FRAGMENTO DE LECTURA:
(VERSIÓN BREVE DE LA RESEÑA)
Alguien cuenta una historia. La suya. Una historia dentro de una ciudad, La Ciudad, la misma que se recorre por fuera y por dentro, desde los caminos y los desvíos; un espacio alternativo con cuatro rascacielos y una sociedad dividida donde los caníbales, en realidad, no son los depredadores ni los humillados, en el fondo, quienes como tales son señalados. Una historia con una certeza: nada es lo que parece, aunque nada es falso; y un hecho: la impotencia barre las esperanzas. Alguien, da igual quién, cuenta una historia sobre la degeneración, así, en general; una historia que, a grandes rasgos, no deja de ser una historia de monstruos, o sea, de humanos.

(Registros de origen)
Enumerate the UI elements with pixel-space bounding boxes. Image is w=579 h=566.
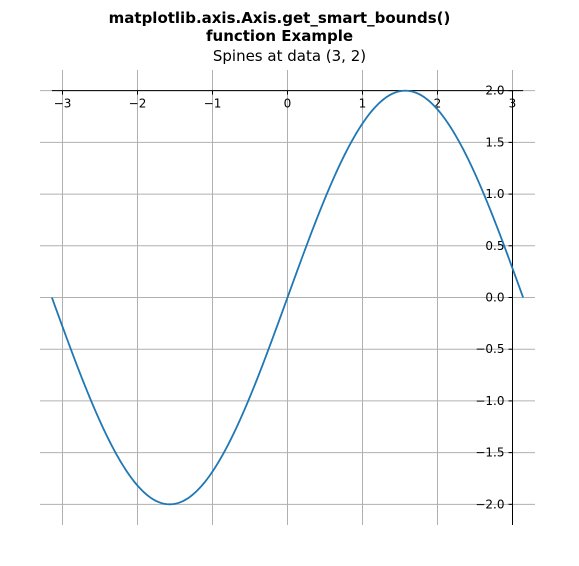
y-tick-label: −1.0: [475, 394, 504, 408]
y-tick-label: −2.0: [475, 497, 504, 511]
y-tick-label: −0.5: [475, 342, 504, 356]
ticks: −3 −2 −1 0 1 2 3 2.0 1.5 1.0 0.5 0.0 −0.5 −1.0 −1.5 −2.…: [54, 84, 517, 512]
x-tick-label: −1: [204, 97, 222, 111]
x-tick-label: 0: [284, 97, 292, 111]
x-tick-label: −3: [54, 97, 72, 111]
series-line-2sin: [51, 89, 524, 506]
series: [51, 89, 524, 506]
y-tick-label: 2.0: [485, 84, 504, 98]
x-tick-label: 2: [434, 97, 442, 111]
x-tick-label: 3: [509, 97, 517, 111]
y-tick-label: 0.5: [485, 239, 504, 253]
chart-title-line2: function Example: [205, 27, 354, 45]
x-tick-label: −2: [129, 97, 147, 111]
y-tick-label: −1.5: [475, 446, 504, 460]
x-tick-label: 1: [359, 97, 367, 111]
chart-title-line1: matplotlib.axis.Axis.get_smart_bounds(): [108, 9, 451, 27]
chart-subtitle: Spines at data (3, 2): [212, 47, 367, 65]
y-tick-label: 0.0: [485, 291, 504, 305]
y-tick-label: 1.0: [485, 187, 504, 201]
y-tick-label: 1.5: [485, 135, 504, 149]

INSTRUCCIONES:
**A)** Determine si cada una de las siguientes afirmaciones concuerda con la reseña, respondiendo sí o no y citando literalmente las palabras que lo deciden: (i) La Ciudad cuenta con cuatro rascacielos. (ii) En la historia todo es falso. (iii) La reseña identifica a quien cuenta la historia.
**B)** Convierta en una lista el párrafo de la reseña que comienza con «Alguien cuenta una historia», conservando sus datos principales.
Los registros no intervienen en este ejercicio.

RESPUESTAS POR TAREA:
**A)**
(i) Sí: «un espacio alternativo con cuatro rascacielos».
(ii) No: «nada es lo que parece, aunque nada es falso».
(iii) No: «Alguien, da igual quién, cuenta una historia».

**B)**
- Alguien, no importa quién, cuenta su propia historia.
- La historia transcurre en La Ciudad, un espacio alternativo con cuatro rascacielos y una sociedad dividida.
- En esa sociedad, los caníbales no son en realidad los depredadores. Los humillados no son, en el fondo, quienes se señalan como tales.
- La historia tiene una certeza: nada es lo que parece, aunque nada es falso.
- También tiene un hecho: la impotencia barre las esperanzas.
- Trata de la degeneración en general y es, a grandes rasgos, una historia de monstruos, es decir, de humanos.